#### Task to complete
Write out the listing below exactly, and omit any images you find in it.

Figure collection entries:

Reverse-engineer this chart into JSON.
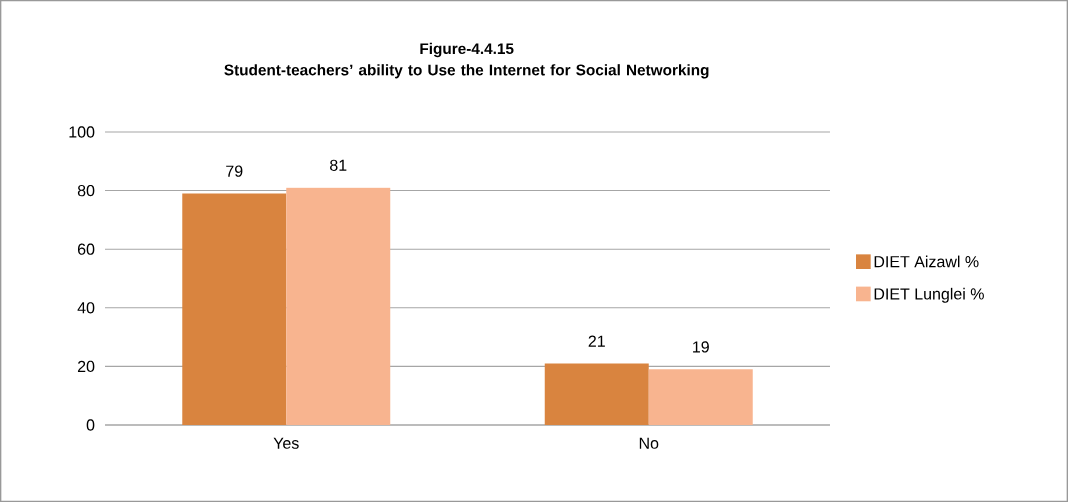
{
  "chart_data": {
    "type": "bar",
    "title": "Figure-4.4.15\nStudent-teachers’ ability to Use the Internet for Social Networking",
    "categories": [
      "Yes",
      "No"
    ],
    "series": [
      {
        "name": "DIET Aizawl %",
        "color": "#d9843f",
        "values": [
          79,
          21
        ]
      },
      {
        "name": "DIET Lunglei %",
        "color": "#f8b48f",
        "values": [
          81,
          19
        ]
      }
    ],
    "ylim": [
      0,
      100
    ],
    "yticks": [
      0,
      20,
      40,
      60,
      80,
      100
    ],
    "grid": "y",
    "legend": "right",
    "data_labels": true
  }
}
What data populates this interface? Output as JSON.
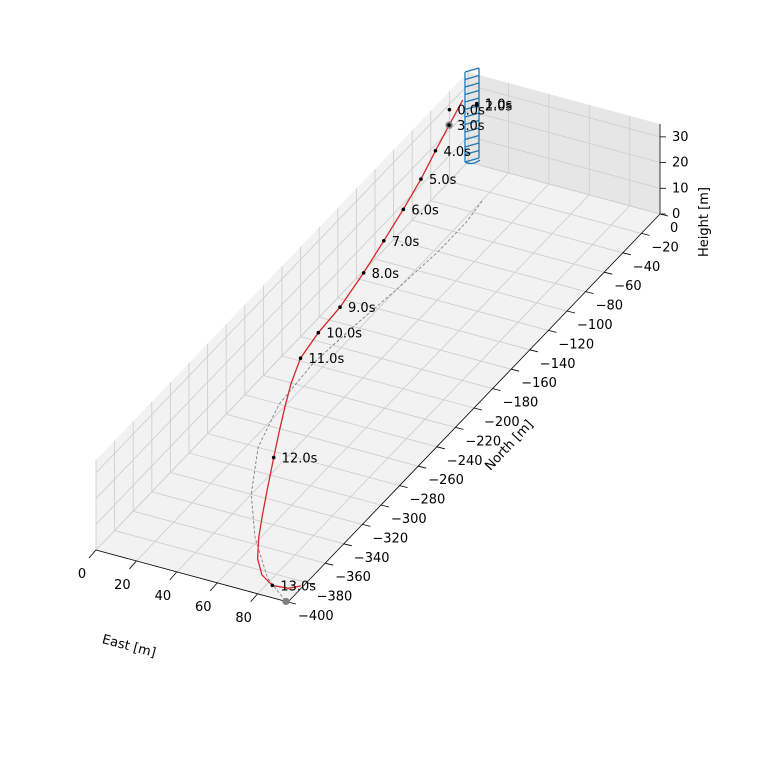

#### The solution
Reverse-engineer this chart into JSON.
{
  "chart_data": {
    "type": "bar",
    "title": "Figure-4.4.15\nStudent-teachers’ ability to Use the Internet for Social Networking",
    "categories": [
      "Yes",
      "No"
    ],
    "series": [
      {
        "name": "DIET Aizawl %",
        "color": "#d9843f",
        "values": [
          79,
          21
        ]
      },
      {
        "name": "DIET Lunglei %",
        "color": "#f8b48f",
        "values": [
          81,
          19
        ]
      }
    ],
    "ylim": [
      0,
      100
    ],
    "yticks": [
      0,
      20,
      40,
      60,
      80,
      100
    ],
    "grid": "y",
    "legend": "right",
    "data_labels": true
  }
}
What data populates this interface? Output as JSON.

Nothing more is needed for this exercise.